__What you are asked to do__:
Print, exactly and completely, every entry in the data.

● ● ● ● ●

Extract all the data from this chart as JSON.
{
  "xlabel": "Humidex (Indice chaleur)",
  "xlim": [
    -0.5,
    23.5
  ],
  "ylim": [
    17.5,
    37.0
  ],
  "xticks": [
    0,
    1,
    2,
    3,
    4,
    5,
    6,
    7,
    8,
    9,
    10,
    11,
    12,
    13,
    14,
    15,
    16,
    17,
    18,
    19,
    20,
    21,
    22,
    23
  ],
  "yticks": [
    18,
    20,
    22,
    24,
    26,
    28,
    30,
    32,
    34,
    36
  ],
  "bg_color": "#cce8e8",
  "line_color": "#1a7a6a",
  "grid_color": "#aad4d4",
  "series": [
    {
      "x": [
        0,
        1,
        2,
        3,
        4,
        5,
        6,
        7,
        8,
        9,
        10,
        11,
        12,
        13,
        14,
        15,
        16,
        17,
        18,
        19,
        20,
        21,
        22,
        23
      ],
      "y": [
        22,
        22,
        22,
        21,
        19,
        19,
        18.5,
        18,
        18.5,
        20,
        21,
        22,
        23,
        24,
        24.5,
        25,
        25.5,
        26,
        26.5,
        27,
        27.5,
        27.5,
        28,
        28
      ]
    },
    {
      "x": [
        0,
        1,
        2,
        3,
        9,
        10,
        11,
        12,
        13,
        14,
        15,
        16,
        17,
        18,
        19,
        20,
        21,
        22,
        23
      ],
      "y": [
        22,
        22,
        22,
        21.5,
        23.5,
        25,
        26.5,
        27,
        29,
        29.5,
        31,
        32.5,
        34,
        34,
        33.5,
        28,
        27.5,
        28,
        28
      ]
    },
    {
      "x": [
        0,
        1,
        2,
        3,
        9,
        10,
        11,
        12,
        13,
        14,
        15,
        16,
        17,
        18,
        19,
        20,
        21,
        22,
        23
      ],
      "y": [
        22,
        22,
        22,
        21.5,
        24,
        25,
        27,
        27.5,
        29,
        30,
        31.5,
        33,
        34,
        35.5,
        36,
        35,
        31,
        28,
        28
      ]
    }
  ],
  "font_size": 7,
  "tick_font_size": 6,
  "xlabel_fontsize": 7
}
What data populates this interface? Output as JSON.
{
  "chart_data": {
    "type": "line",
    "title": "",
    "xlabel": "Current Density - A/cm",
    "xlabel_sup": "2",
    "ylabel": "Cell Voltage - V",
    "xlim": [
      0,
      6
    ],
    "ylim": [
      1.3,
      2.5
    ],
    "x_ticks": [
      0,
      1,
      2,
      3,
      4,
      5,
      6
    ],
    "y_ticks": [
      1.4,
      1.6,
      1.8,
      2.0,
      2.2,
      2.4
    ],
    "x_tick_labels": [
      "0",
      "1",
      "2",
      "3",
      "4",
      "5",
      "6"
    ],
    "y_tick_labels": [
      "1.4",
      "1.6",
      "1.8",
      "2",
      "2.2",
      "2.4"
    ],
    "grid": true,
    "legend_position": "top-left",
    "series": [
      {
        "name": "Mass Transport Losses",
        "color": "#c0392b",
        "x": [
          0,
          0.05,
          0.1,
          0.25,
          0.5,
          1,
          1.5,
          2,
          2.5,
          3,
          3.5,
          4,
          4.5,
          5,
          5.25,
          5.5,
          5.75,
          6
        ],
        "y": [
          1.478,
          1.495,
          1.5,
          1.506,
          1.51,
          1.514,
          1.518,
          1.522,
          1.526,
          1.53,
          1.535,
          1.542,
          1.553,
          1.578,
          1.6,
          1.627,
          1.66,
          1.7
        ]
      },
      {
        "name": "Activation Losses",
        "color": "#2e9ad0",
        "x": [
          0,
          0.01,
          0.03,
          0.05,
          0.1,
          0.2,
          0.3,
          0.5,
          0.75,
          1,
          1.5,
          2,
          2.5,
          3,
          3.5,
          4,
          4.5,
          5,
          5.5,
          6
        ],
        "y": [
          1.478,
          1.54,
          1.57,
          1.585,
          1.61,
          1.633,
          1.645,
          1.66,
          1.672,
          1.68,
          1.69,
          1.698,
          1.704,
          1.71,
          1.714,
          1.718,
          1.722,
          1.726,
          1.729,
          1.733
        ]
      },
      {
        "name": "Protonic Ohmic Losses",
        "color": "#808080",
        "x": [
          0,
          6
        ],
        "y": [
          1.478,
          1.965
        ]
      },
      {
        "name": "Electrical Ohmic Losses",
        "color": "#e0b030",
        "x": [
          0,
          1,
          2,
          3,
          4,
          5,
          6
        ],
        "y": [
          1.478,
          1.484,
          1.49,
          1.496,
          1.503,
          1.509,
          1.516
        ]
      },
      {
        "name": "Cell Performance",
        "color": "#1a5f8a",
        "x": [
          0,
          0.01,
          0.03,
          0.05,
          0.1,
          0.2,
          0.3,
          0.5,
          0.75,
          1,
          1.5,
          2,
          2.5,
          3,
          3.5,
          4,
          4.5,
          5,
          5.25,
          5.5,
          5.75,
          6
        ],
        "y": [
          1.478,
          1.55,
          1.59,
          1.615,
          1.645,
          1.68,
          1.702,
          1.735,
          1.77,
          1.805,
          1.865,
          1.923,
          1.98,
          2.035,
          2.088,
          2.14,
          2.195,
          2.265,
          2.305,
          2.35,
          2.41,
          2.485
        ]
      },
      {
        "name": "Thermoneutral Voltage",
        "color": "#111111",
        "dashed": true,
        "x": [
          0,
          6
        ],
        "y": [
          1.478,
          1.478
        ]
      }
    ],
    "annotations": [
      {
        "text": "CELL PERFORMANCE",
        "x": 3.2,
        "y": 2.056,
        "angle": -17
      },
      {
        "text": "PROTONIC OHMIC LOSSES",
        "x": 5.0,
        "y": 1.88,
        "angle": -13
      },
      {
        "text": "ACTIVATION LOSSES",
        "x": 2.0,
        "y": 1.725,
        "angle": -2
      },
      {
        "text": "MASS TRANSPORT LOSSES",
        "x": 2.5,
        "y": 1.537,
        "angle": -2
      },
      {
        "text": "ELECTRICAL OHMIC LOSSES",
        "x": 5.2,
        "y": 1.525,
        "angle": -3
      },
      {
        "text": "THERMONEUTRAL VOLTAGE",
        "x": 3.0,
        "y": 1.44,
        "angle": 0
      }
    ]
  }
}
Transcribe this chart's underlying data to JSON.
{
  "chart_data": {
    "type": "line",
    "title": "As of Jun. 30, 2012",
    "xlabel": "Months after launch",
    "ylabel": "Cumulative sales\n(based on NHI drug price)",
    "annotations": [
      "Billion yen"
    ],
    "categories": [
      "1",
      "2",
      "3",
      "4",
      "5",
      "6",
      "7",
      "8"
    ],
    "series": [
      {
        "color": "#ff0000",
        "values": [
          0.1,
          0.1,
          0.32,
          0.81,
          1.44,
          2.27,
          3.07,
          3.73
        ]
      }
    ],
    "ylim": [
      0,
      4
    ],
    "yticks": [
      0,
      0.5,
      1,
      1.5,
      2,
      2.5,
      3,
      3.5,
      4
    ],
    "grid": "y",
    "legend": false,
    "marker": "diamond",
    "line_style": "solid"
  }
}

● ● ● ● ●

__Correct answer__:
Extract all the data from this chart as JSON.
{
  "xlabel": "Humidex (Indice chaleur)",
  "xlim": [
    -0.5,
    23.5
  ],
  "ylim": [
    17.5,
    37.0
  ],
  "xticks": [
    0,
    1,
    2,
    3,
    4,
    5,
    6,
    7,
    8,
    9,
    10,
    11,
    12,
    13,
    14,
    15,
    16,
    17,
    18,
    19,
    20,
    21,
    22,
    23
  ],
  "yticks": [
    18,
    20,
    22,
    24,
    26,
    28,
    30,
    32,
    34,
    36
  ],
  "bg_color": "#cce8e8",
  "line_color": "#1a7a6a",
  "grid_color": "#aad4d4",
  "series": [
    {
      "x": [
        0,
        1,
        2,
        3,
        4,
        5,
        6,
        7,
        8,
        9,
        10,
        11,
        12,
        13,
        14,
        15,
        16,
        17,
        18,
        19,
        20,
        21,
        22,
        23
      ],
      "y": [
        22,
        22,
        22,
        21,
        19,
        19,
        18.5,
        18,
        18.5,
        20,
        21,
        22,
        23,
        24,
        24.5,
        25,
        25.5,
        26,
        26.5,
        27,
        27.5,
        27.5,
        28,
        28
      ]
    },
    {
      "x": [
        0,
        1,
        2,
        3,
        9,
        10,
        11,
        12,
        13,
        14,
        15,
        16,
        17,
        18,
        19,
        20,
        21,
        22,
        23
      ],
      "y": [
        22,
        22,
        22,
        21.5,
        23.5,
        25,
        26.5,
        27,
        29,
        29.5,
        31,
        32.5,
        34,
        34,
        33.5,
        28,
        27.5,
        28,
        28
      ]
    },
    {
      "x": [
        0,
        1,
        2,
        3,
        9,
        10,
        11,
        12,
        13,
        14,
        15,
        16,
        17,
        18,
        19,
        20,
        21,
        22,
        23
      ],
      "y": [
        22,
        22,
        22,
        21.5,
        24,
        25,
        27,
        27.5,
        29,
        30,
        31.5,
        33,
        34,
        35.5,
        36,
        35,
        31,
        28,
        28
      ]
    }
  ],
  "font_size": 7,
  "tick_font_size": 6,
  "xlabel_fontsize": 7
}
What data populates this interface? Output as JSON.
{
  "chart_data": {
    "type": "line",
    "title": "",
    "xlabel": "Current Density - A/cm",
    "xlabel_sup": "2",
    "ylabel": "Cell Voltage - V",
    "xlim": [
      0,
      6
    ],
    "ylim": [
      1.3,
      2.5
    ],
    "x_ticks": [
      0,
      1,
      2,
      3,
      4,
      5,
      6
    ],
    "y_ticks": [
      1.4,
      1.6,
      1.8,
      2.0,
      2.2,
      2.4
    ],
    "x_tick_labels": [
      "0",
      "1",
      "2",
      "3",
      "4",
      "5",
      "6"
    ],
    "y_tick_labels": [
      "1.4",
      "1.6",
      "1.8",
      "2",
      "2.2",
      "2.4"
    ],
    "grid": true,
    "legend_position": "top-left",
    "series": [
      {
        "name": "Mass Transport Losses",
        "color": "#c0392b",
        "x": [
          0,
          0.05,
          0.1,
          0.25,
          0.5,
          1,
          1.5,
          2,
          2.5,
          3,
          3.5,
          4,
          4.5,
          5,
          5.25,
          5.5,
          5.75,
          6
        ],
        "y": [
          1.478,
          1.495,
          1.5,
          1.506,
          1.51,
          1.514,
          1.518,
          1.522,
          1.526,
          1.53,
          1.535,
          1.542,
          1.553,
          1.578,
          1.6,
          1.627,
          1.66,
          1.7
        ]
      },
      {
        "name": "Activation Losses",
        "color": "#2e9ad0",
        "x": [
          0,
          0.01,
          0.03,
          0.05,
          0.1,
          0.2,
          0.3,
          0.5,
          0.75,
          1,
          1.5,
          2,
          2.5,
          3,
          3.5,
          4,
          4.5,
          5,
          5.5,
          6
        ],
        "y": [
          1.478,
          1.54,
          1.57,
          1.585,
          1.61,
          1.633,
          1.645,
          1.66,
          1.672,
          1.68,
          1.69,
          1.698,
          1.704,
          1.71,
          1.714,
          1.718,
          1.722,
          1.726,
          1.729,
          1.733
        ]
      },
      {
        "name": "Protonic Ohmic Losses",
        "color": "#808080",
        "x": [
          0,
          6
        ],
        "y": [
          1.478,
          1.965
        ]
      },
      {
        "name": "Electrical Ohmic Losses",
        "color": "#e0b030",
        "x": [
          0,
          1,
          2,
          3,
          4,
          5,
          6
        ],
        "y": [
          1.478,
          1.484,
          1.49,
          1.496,
          1.503,
          1.509,
          1.516
        ]
      },
      {
        "name": "Cell Performance",
        "color": "#1a5f8a",
        "x": [
          0,
          0.01,
          0.03,
          0.05,
          0.1,
          0.2,
          0.3,
          0.5,
          0.75,
          1,
          1.5,
          2,
          2.5,
          3,
          3.5,
          4,
          4.5,
          5,
          5.25,
          5.5,
          5.75,
          6
        ],
        "y": [
          1.478,
          1.55,
          1.59,
          1.615,
          1.645,
          1.68,
          1.702,
          1.735,
          1.77,
          1.805,
          1.865,
          1.923,
          1.98,
          2.035,
          2.088,
          2.14,
          2.195,
          2.265,
          2.305,
          2.35,
          2.41,
          2.485
        ]
      },
      {
        "name": "Thermoneutral Voltage",
        "color": "#111111",
        "dashed": true,
        "x": [
          0,
          6
        ],
        "y": [
          1.478,
          1.478
        ]
      }
    ],
    "annotations": [
      {
        "text": "CELL PERFORMANCE",
        "x": 3.2,
        "y": 2.056,
        "angle": -17
      },
      {
        "text": "PROTONIC OHMIC LOSSES",
        "x": 5.0,
        "y": 1.88,
        "angle": -13
      },
      {
        "text": "ACTIVATION LOSSES",
        "x": 2.0,
        "y": 1.725,
        "angle": -2
      },
      {
        "text": "MASS TRANSPORT LOSSES",
        "x": 2.5,
        "y": 1.537,
        "angle": -2
      },
      {
        "text": "ELECTRICAL OHMIC LOSSES",
        "x": 5.2,
        "y": 1.525,
        "angle": -3
      },
      {
        "text": "THERMONEUTRAL VOLTAGE",
        "x": 3.0,
        "y": 1.44,
        "angle": 0
      }
    ]
  }
}
Transcribe this chart's underlying data to JSON.
{
  "chart_data": {
    "type": "line",
    "title": "As of Jun. 30, 2012",
    "xlabel": "Months after launch",
    "ylabel": "Cumulative sales\n(based on NHI drug price)",
    "annotations": [
      "Billion yen"
    ],
    "categories": [
      "1",
      "2",
      "3",
      "4",
      "5",
      "6",
      "7",
      "8"
    ],
    "series": [
      {
        "color": "#ff0000",
        "values": [
          0.1,
          0.1,
          0.32,
          0.81,
          1.44,
          2.27,
          3.07,
          3.73
        ]
      }
    ],
    "ylim": [
      0,
      4
    ],
    "yticks": [
      0,
      0.5,
      1,
      1.5,
      2,
      2.5,
      3,
      3.5,
      4
    ],
    "grid": "y",
    "legend": false,
    "marker": "diamond",
    "line_style": "solid"
  }
}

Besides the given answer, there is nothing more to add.